* **TASK OBJECTIVE**:
Write out the whole listing again, exactly.

* **Data entries**:
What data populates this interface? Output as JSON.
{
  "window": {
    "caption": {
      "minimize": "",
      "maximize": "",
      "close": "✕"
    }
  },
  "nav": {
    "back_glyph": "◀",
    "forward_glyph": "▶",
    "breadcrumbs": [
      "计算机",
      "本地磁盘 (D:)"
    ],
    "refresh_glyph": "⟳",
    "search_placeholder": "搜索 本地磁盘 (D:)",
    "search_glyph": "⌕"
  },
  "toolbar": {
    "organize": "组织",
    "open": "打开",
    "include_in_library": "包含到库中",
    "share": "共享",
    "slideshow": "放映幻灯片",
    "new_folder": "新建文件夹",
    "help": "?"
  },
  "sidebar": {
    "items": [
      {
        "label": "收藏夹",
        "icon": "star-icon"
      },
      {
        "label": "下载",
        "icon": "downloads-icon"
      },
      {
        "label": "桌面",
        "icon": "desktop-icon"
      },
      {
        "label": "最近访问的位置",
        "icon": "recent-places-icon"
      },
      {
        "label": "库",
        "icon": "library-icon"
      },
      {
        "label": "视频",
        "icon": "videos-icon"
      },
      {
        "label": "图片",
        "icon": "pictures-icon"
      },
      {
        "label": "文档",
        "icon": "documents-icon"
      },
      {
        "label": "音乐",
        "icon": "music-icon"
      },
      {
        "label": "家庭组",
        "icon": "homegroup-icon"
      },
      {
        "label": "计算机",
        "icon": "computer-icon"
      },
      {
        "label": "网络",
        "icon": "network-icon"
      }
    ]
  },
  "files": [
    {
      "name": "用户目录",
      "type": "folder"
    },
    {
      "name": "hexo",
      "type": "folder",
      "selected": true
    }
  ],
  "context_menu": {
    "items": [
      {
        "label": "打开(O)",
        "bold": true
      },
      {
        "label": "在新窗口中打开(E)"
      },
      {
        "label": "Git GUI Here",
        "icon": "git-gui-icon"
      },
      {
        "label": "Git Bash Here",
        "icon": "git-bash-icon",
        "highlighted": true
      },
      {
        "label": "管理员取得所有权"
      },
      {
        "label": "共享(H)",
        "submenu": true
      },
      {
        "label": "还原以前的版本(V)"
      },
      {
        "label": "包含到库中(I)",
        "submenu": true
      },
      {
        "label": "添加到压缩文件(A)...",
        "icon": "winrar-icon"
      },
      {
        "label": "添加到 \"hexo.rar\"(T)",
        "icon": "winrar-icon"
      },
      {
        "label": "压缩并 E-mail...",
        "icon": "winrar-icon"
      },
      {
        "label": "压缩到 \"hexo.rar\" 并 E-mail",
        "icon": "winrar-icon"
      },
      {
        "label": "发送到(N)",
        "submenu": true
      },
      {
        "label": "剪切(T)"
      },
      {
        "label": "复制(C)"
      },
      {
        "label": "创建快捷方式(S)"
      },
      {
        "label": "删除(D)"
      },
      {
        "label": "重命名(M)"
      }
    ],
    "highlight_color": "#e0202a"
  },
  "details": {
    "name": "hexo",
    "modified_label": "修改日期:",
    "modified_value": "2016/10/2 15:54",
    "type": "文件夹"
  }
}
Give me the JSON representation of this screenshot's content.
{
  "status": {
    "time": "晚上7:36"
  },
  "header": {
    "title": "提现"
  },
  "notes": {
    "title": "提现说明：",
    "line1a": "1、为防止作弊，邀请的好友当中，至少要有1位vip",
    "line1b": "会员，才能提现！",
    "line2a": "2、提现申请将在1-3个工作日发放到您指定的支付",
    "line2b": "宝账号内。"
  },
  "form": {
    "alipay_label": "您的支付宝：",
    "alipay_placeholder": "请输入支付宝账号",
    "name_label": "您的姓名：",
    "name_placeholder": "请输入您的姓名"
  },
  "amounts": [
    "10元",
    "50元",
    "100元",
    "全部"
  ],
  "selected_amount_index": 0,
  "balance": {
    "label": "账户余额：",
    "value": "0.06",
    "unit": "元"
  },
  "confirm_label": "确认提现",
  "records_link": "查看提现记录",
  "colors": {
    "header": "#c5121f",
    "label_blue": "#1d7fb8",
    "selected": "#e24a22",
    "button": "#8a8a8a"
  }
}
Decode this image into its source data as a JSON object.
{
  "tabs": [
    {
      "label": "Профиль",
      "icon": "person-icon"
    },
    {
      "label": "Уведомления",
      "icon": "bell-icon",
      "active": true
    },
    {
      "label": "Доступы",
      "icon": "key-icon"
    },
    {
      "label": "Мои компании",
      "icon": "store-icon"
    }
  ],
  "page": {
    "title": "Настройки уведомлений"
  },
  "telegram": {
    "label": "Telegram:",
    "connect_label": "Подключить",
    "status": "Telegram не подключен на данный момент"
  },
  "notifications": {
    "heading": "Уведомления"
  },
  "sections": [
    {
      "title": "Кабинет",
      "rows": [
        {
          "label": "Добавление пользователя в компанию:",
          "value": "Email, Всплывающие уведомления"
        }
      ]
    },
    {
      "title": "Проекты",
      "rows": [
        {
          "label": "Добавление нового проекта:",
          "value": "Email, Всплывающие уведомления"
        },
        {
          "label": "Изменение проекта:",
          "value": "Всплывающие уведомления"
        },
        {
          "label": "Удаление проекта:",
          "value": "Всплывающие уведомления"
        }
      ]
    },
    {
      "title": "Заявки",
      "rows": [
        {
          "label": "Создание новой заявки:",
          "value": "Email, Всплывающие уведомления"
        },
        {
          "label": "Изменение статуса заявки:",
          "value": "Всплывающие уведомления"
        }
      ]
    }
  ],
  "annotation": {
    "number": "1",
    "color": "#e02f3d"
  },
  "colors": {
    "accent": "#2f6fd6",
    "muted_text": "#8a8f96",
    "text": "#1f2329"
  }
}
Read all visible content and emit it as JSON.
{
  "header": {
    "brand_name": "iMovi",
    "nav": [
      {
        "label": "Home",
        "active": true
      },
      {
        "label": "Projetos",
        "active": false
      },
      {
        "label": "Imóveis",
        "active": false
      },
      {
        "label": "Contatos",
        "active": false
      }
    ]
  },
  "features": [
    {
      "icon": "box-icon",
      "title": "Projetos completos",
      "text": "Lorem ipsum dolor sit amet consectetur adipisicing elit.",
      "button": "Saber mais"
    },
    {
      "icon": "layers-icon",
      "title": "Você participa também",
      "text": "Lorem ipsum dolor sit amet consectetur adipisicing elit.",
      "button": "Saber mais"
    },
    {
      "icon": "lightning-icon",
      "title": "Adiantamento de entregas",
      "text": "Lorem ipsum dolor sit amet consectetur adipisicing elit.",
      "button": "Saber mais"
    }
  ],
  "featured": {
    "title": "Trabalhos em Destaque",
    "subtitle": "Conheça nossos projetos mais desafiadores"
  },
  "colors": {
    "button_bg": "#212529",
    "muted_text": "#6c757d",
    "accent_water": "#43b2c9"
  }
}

* **ANSWER FOR THIS EXERCISE**:
What data populates this interface? Output as JSON.
{
  "window": {
    "caption": {
      "minimize": "",
      "maximize": "",
      "close": "✕"
    }
  },
  "nav": {
    "back_glyph": "◀",
    "forward_glyph": "▶",
    "breadcrumbs": [
      "计算机",
      "本地磁盘 (D:)"
    ],
    "refresh_glyph": "⟳",
    "search_placeholder": "搜索 本地磁盘 (D:)",
    "search_glyph": "⌕"
  },
  "toolbar": {
    "organize": "组织",
    "open": "打开",
    "include_in_library": "包含到库中",
    "share": "共享",
    "slideshow": "放映幻灯片",
    "new_folder": "新建文件夹",
    "help": "?"
  },
  "sidebar": {
    "items": [
      {
        "label": "收藏夹",
        "icon": "star-icon"
      },
      {
        "label": "下载",
        "icon": "downloads-icon"
      },
      {
        "label": "桌面",
        "icon": "desktop-icon"
      },
      {
        "label": "最近访问的位置",
        "icon": "recent-places-icon"
      },
      {
        "label": "库",
        "icon": "library-icon"
      },
      {
        "label": "视频",
        "icon": "videos-icon"
      },
      {
        "label": "图片",
        "icon": "pictures-icon"
      },
      {
        "label": "文档",
        "icon": "documents-icon"
      },
      {
        "label": "音乐",
        "icon": "music-icon"
      },
      {
        "label": "家庭组",
        "icon": "homegroup-icon"
      },
      {
        "label": "计算机",
        "icon": "computer-icon"
      },
      {
        "label": "网络",
        "icon": "network-icon"
      }
    ]
  },
  "files": [
    {
      "name": "用户目录",
      "type": "folder"
    },
    {
      "name": "hexo",
      "type": "folder",
      "selected": true
    }
  ],
  "context_menu": {
    "items": [
      {
        "label": "打开(O)",
        "bold": true
      },
      {
        "label": "在新窗口中打开(E)"
      },
      {
        "label": "Git GUI Here",
        "icon": "git-gui-icon"
      },
      {
        "label": "Git Bash Here",
        "icon": "git-bash-icon",
        "highlighted": true
      },
      {
        "label": "管理员取得所有权"
      },
      {
        "label": "共享(H)",
        "submenu": true
      },
      {
        "label": "还原以前的版本(V)"
      },
      {
        "label": "包含到库中(I)",
        "submenu": true
      },
      {
        "label": "添加到压缩文件(A)...",
        "icon": "winrar-icon"
      },
      {
        "label": "添加到 \"hexo.rar\"(T)",
        "icon": "winrar-icon"
      },
      {
        "label": "压缩并 E-mail...",
        "icon": "winrar-icon"
      },
      {
        "label": "压缩到 \"hexo.rar\" 并 E-mail",
        "icon": "winrar-icon"
      },
      {
        "label": "发送到(N)",
        "submenu": true
      },
      {
        "label": "剪切(T)"
      },
      {
        "label": "复制(C)"
      },
      {
        "label": "创建快捷方式(S)"
      },
      {
        "label": "删除(D)"
      },
      {
        "label": "重命名(M)"
      }
    ],
    "highlight_color": "#e0202a"
  },
  "details": {
    "name": "hexo",
    "modified_label": "修改日期:",
    "modified_value": "2016/10/2 15:54",
    "type": "文件夹"
  }
}
Give me the JSON representation of this screenshot's content.
{
  "status": {
    "time": "晚上7:36"
  },
  "header": {
    "title": "提现"
  },
  "notes": {
    "title": "提现说明：",
    "line1a": "1、为防止作弊，邀请的好友当中，至少要有1位vip",
    "line1b": "会员，才能提现！",
    "line2a": "2、提现申请将在1-3个工作日发放到您指定的支付",
    "line2b": "宝账号内。"
  },
  "form": {
    "alipay_label": "您的支付宝：",
    "alipay_placeholder": "请输入支付宝账号",
    "name_label": "您的姓名：",
    "name_placeholder": "请输入您的姓名"
  },
  "amounts": [
    "10元",
    "50元",
    "100元",
    "全部"
  ],
  "selected_amount_index": 0,
  "balance": {
    "label": "账户余额：",
    "value": "0.06",
    "unit": "元"
  },
  "confirm_label": "确认提现",
  "records_link": "查看提现记录",
  "colors": {
    "header": "#c5121f",
    "label_blue": "#1d7fb8",
    "selected": "#e24a22",
    "button": "#8a8a8a"
  }
}
Decode this image into its source data as a JSON object.
{
  "tabs": [
    {
      "label": "Профиль",
      "icon": "person-icon"
    },
    {
      "label": "Уведомления",
      "icon": "bell-icon",
      "active": true
    },
    {
      "label": "Доступы",
      "icon": "key-icon"
    },
    {
      "label": "Мои компании",
      "icon": "store-icon"
    }
  ],
  "page": {
    "title": "Настройки уведомлений"
  },
  "telegram": {
    "label": "Telegram:",
    "connect_label": "Подключить",
    "status": "Telegram не подключен на данный момент"
  },
  "notifications": {
    "heading": "Уведомления"
  },
  "sections": [
    {
      "title": "Кабинет",
      "rows": [
        {
          "label": "Добавление пользователя в компанию:",
          "value": "Email, Всплывающие уведомления"
        }
      ]
    },
    {
      "title": "Проекты",
      "rows": [
        {
          "label": "Добавление нового проекта:",
          "value": "Email, Всплывающие уведомления"
        },
        {
          "label": "Изменение проекта:",
          "value": "Всплывающие уведомления"
        },
        {
          "label": "Удаление проекта:",
          "value": "Всплывающие уведомления"
        }
      ]
    },
    {
      "title": "Заявки",
      "rows": [
        {
          "label": "Создание новой заявки:",
          "value": "Email, Всплывающие уведомления"
        },
        {
          "label": "Изменение статуса заявки:",
          "value": "Всплывающие уведомления"
        }
      ]
    }
  ],
  "annotation": {
    "number": "1",
    "color": "#e02f3d"
  },
  "colors": {
    "accent": "#2f6fd6",
    "muted_text": "#8a8f96",
    "text": "#1f2329"
  }
}
Read all visible content and emit it as JSON.
{
  "header": {
    "brand_name": "iMovi",
    "nav": [
      {
        "label": "Home",
        "active": true
      },
      {
        "label": "Projetos",
        "active": false
      },
      {
        "label": "Imóveis",
        "active": false
      },
      {
        "label": "Contatos",
        "active": false
      }
    ]
  },
  "features": [
    {
      "icon": "box-icon",
      "title": "Projetos completos",
      "text": "Lorem ipsum dolor sit amet consectetur adipisicing elit.",
      "button": "Saber mais"
    },
    {
      "icon": "layers-icon",
      "title": "Você participa também",
      "text": "Lorem ipsum dolor sit amet consectetur adipisicing elit.",
      "button": "Saber mais"
    },
    {
      "icon": "lightning-icon",
      "title": "Adiantamento de entregas",
      "text": "Lorem ipsum dolor sit amet consectetur adipisicing elit.",
      "button": "Saber mais"
    }
  ],
  "featured": {
    "title": "Trabalhos em Destaque",
    "subtitle": "Conheça nossos projetos mais desafiadores"
  },
  "colors": {
    "button_bg": "#212529",
    "muted_text": "#6c757d",
    "accent_water": "#43b2c9"
  }
}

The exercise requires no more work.